**Available data**
┌──

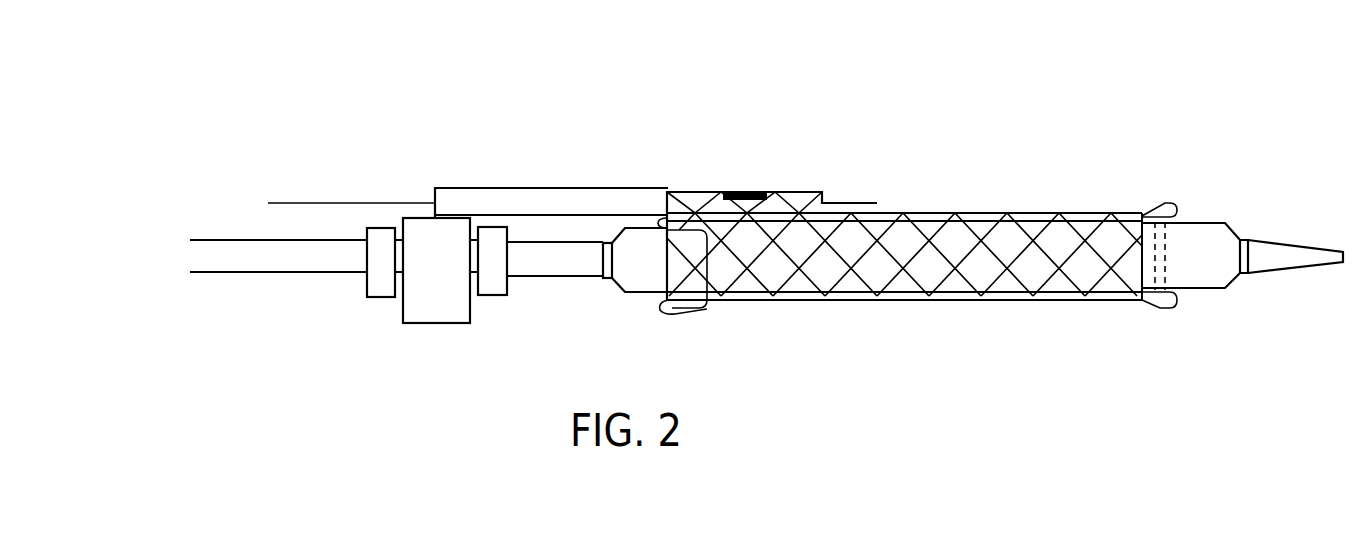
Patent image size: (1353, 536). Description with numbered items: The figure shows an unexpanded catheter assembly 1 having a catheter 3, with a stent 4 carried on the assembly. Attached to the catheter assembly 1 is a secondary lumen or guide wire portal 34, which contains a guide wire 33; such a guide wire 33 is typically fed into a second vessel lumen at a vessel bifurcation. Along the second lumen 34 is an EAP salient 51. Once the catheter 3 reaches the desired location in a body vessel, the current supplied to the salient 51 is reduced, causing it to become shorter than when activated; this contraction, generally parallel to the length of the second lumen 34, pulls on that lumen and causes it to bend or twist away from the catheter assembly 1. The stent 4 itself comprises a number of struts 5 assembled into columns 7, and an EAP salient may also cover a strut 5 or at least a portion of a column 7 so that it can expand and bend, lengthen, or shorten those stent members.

The catheter assembly 1 is at (1017, 210).
The catheter 3 is at (238, 257).
The stent 4 is at (933, 240).
The strut 5 is at (1100, 212).
The column 7 is at (1083, 230).
The guide wire 33 is at (865, 202).
The secondary lumen or guide wire portal 34 is at (645, 200).
The EAP salient 51 is at (753, 193).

└──

**Exercise instructions**
Convert the lines above into a two-column CSV with the header description,locations, one row per block: put the description text under description and the location lines under locations, each as a single quoted field with line breaks replaced by spaces. Omit the pictures.

**Finished answer**
description,locations
"Patent image size: (1353, 536). Description with numbered items: The figure shows an unexpanded catheter assembly 1 having a catheter 3, with a stent 4 carried on the assembly. Attached to the catheter assembly 1 is a secondary lumen or guide wire portal 34, which contains a guide wire 33; such a guide wire 33 is typically fed into a second vessel lumen at a vessel bifurcation. Along the second lumen 34 is an EAP salient 51. Once the catheter 3 reaches the desired location in a body vessel, the current supplied to the salient 51 is reduced, causing it to become shorter than when activated; this contraction, generally parallel to the length of the second lumen 34, pulls on that lumen and causes it to bend or twist away from the catheter assembly 1. The stent 4 itself comprises a number of struts 5 assembled into columns 7, and an EAP salient may also cover a strut 5 or at least a portion of a column 7 so that it can expand and bend, lengthen, or shorten those stent members.","The catheter assembly 1 is at (1017, 210). The catheter 3 is at (238, 257). The stent 4 is at (933, 240). The strut 5 is at (1100, 212). The column 7 is at (1083, 230). The guide wire 33 is at (865, 202). The secondary lumen or guide wire portal 34 is at (645, 200). The EAP salient 51 is at (753, 193)."